PROBLEM TO WORK ON: Write the data below out exactly as it stands. Do not include the pictures.

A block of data
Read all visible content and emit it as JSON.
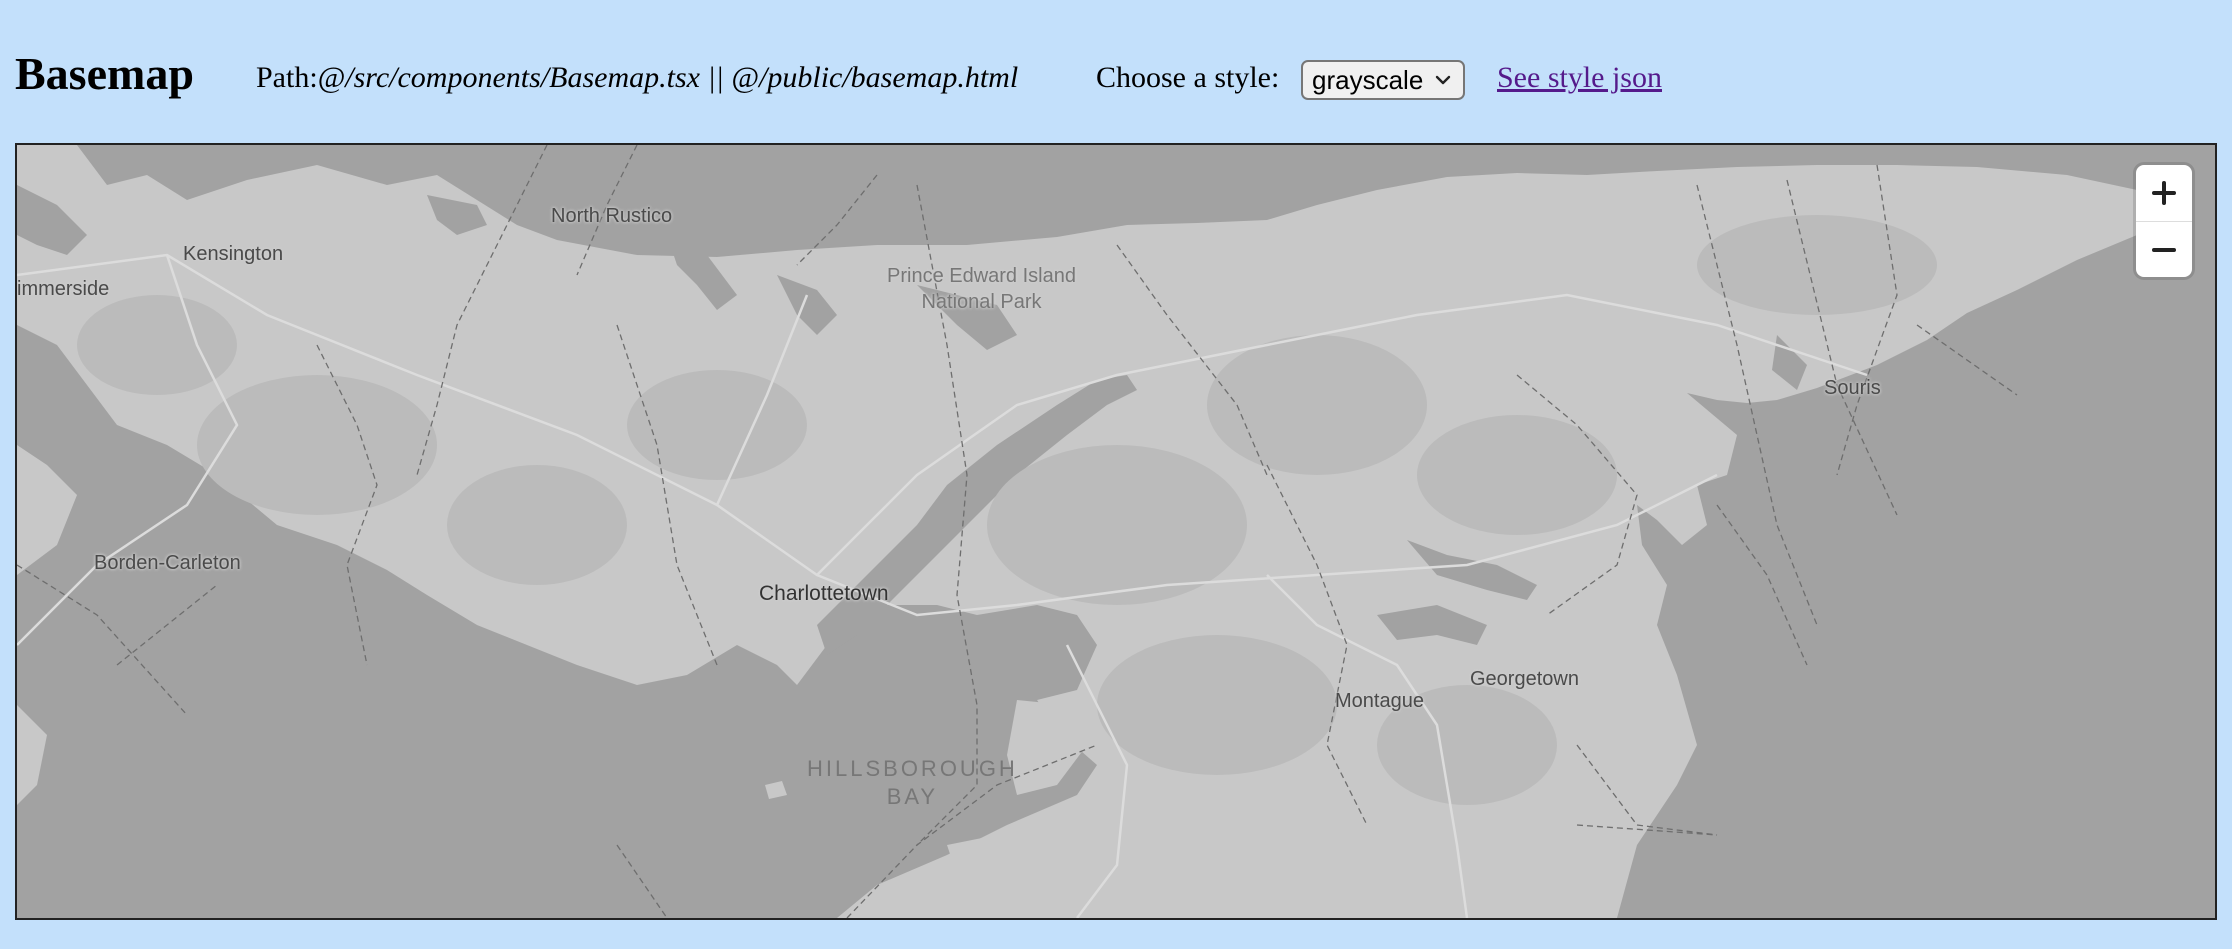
{
  "header": {
    "title": "Basemap",
    "path_prefix": "Path:",
    "path_value": "@/src/components/Basemap.tsx || @/public/basemap.html",
    "style_label": "Choose a style:",
    "style_selected": "grayscale",
    "style_link": "See style json"
  },
  "map": {
    "labels": {
      "north_rustico": "North Rustico",
      "kensington": "Kensington",
      "summerside": "immerside",
      "national_park_1": "Prince Edward Island",
      "national_park_2": "National Park",
      "souris": "Souris",
      "borden_carleton": "Borden-Carleton",
      "charlottetown": "Charlottetown",
      "georgetown": "Georgetown",
      "montague": "Montague",
      "bay_1": "HILLSBOROUGH",
      "bay_2": "BAY"
    },
    "colors": {
      "water": "#a2a2a2",
      "land": "#c8c8c8",
      "forest": "#bbbbbb",
      "roads": "#dddddd",
      "boundaries": "#6e6e6e"
    },
    "zoom_in_icon": "plus-icon",
    "zoom_out_icon": "minus-icon"
  }
}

ANSWER BELOW:
Read all visible content and emit it as JSON.
{
  "header": {
    "title": "Basemap",
    "path_prefix": "Path:",
    "path_value": "@/src/components/Basemap.tsx || @/public/basemap.html",
    "style_label": "Choose a style:",
    "style_selected": "grayscale",
    "style_link": "See style json"
  },
  "map": {
    "labels": {
      "north_rustico": "North Rustico",
      "kensington": "Kensington",
      "summerside": "immerside",
      "national_park_1": "Prince Edward Island",
      "national_park_2": "National Park",
      "souris": "Souris",
      "borden_carleton": "Borden-Carleton",
      "charlottetown": "Charlottetown",
      "georgetown": "Georgetown",
      "montague": "Montague",
      "bay_1": "HILLSBOROUGH",
      "bay_2": "BAY"
    },
    "colors": {
      "water": "#a2a2a2",
      "land": "#c8c8c8",
      "forest": "#bbbbbb",
      "roads": "#dddddd",
      "boundaries": "#6e6e6e"
    },
    "zoom_in_icon": "plus-icon",
    "zoom_out_icon": "minus-icon"
  }
}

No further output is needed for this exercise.